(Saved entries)
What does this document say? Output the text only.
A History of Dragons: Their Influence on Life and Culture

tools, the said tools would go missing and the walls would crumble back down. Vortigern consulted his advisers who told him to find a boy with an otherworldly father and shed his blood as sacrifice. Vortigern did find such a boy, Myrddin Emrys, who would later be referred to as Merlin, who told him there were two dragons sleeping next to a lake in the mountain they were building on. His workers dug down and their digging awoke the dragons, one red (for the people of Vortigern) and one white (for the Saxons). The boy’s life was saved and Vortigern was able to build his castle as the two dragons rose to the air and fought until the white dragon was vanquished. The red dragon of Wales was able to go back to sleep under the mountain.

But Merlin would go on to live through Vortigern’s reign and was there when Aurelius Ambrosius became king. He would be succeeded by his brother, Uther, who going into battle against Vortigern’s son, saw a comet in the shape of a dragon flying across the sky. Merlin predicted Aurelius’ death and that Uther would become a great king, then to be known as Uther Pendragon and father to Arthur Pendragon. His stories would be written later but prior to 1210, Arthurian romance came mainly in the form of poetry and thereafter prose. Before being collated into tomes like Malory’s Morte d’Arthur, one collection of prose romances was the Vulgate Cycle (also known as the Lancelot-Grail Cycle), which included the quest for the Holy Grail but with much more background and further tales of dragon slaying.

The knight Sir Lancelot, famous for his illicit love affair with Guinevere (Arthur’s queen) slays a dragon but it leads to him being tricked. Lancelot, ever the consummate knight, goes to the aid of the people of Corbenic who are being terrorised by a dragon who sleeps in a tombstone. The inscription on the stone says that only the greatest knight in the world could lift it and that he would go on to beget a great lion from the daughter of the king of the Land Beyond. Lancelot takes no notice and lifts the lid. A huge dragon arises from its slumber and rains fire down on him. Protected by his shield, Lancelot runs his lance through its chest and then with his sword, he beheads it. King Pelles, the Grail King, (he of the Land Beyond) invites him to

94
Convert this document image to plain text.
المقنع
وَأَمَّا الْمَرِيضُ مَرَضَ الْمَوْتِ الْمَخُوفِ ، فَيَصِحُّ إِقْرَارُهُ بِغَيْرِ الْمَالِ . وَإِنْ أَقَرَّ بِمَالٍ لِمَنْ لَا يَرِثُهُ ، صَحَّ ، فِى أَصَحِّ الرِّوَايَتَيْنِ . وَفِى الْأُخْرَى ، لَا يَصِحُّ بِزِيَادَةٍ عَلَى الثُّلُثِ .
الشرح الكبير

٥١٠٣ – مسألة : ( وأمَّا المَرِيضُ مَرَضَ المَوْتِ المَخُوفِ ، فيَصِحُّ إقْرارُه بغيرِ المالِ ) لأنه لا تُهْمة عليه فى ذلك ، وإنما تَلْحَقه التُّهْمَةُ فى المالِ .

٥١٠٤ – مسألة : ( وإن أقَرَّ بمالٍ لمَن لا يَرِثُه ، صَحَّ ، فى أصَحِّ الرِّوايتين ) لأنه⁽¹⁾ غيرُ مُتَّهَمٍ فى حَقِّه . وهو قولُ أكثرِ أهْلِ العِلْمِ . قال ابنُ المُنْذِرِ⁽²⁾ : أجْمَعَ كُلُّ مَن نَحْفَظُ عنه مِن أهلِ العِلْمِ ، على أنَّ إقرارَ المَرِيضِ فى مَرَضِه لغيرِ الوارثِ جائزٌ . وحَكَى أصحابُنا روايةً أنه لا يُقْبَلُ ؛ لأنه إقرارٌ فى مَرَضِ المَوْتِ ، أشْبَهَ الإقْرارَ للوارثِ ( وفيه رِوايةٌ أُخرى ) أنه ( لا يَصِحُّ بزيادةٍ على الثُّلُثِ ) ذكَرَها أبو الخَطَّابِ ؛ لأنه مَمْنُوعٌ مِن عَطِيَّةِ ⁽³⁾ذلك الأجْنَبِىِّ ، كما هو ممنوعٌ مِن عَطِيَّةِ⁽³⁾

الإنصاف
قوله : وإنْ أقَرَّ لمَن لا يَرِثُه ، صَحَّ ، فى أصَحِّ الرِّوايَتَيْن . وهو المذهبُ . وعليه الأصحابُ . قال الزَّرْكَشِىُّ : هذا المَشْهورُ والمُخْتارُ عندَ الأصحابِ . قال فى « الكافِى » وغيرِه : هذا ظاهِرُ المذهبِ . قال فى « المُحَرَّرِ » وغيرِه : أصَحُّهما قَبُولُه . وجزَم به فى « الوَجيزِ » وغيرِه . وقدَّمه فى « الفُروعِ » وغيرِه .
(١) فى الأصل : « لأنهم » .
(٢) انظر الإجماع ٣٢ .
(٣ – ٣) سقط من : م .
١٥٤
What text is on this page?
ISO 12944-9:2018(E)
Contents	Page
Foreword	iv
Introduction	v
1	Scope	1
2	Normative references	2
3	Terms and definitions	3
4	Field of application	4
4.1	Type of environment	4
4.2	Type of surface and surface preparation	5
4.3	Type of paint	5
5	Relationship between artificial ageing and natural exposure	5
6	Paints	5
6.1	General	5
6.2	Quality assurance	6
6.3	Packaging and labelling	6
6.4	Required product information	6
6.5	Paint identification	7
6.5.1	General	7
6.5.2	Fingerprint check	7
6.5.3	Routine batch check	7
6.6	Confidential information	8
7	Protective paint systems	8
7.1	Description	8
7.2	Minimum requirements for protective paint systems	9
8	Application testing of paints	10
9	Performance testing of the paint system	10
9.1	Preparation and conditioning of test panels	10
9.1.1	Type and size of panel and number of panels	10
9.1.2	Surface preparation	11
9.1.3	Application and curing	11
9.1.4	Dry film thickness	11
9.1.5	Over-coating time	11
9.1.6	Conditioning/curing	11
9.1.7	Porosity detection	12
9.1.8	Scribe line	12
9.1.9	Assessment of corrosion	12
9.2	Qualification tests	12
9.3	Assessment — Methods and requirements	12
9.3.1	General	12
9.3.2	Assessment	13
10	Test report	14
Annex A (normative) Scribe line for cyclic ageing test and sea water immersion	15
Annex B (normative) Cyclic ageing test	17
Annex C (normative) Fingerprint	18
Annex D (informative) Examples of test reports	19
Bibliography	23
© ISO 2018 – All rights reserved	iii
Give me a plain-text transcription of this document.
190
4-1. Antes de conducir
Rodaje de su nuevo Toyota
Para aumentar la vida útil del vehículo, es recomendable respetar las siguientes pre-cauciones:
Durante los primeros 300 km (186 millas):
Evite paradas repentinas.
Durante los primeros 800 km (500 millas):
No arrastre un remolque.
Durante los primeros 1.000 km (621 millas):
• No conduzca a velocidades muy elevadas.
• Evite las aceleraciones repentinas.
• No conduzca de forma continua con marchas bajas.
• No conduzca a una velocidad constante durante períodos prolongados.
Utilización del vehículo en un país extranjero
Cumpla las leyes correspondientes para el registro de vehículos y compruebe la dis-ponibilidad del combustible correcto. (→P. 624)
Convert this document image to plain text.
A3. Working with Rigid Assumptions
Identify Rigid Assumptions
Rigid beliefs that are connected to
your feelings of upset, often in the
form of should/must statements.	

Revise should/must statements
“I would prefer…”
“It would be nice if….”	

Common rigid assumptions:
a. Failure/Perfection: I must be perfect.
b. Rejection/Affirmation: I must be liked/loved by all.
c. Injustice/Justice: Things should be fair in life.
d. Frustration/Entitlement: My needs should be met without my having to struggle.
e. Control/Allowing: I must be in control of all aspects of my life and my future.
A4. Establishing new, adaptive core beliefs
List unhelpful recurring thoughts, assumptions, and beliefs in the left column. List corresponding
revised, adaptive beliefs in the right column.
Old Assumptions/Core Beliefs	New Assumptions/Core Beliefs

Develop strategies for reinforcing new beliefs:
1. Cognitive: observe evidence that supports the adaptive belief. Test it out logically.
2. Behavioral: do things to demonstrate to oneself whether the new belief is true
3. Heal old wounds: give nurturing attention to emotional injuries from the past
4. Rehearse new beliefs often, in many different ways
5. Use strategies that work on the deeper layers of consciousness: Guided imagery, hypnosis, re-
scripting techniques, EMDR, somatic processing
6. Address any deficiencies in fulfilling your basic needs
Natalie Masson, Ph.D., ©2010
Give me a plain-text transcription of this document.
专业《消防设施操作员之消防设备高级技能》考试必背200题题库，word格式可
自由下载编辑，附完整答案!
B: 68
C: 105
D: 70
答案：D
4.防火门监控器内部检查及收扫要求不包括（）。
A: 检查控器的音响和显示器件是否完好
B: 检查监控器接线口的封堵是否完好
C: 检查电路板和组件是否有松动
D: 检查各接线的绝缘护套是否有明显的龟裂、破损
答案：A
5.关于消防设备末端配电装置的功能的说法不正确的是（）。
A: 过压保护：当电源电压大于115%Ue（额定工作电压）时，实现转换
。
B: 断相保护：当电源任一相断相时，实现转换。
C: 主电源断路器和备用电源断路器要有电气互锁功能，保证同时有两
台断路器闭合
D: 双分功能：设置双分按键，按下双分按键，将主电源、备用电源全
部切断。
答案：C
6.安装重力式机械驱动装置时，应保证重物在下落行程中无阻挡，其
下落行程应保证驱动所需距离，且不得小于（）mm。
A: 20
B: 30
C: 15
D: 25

• _Goal_
Extract all lines that hold the word "strategies".

• _Written reply_
Develop strategies for reinforcing new beliefs:
5. Use strategies that work on the deeper layers of consciousness: Guided imagery, hypnosis, re-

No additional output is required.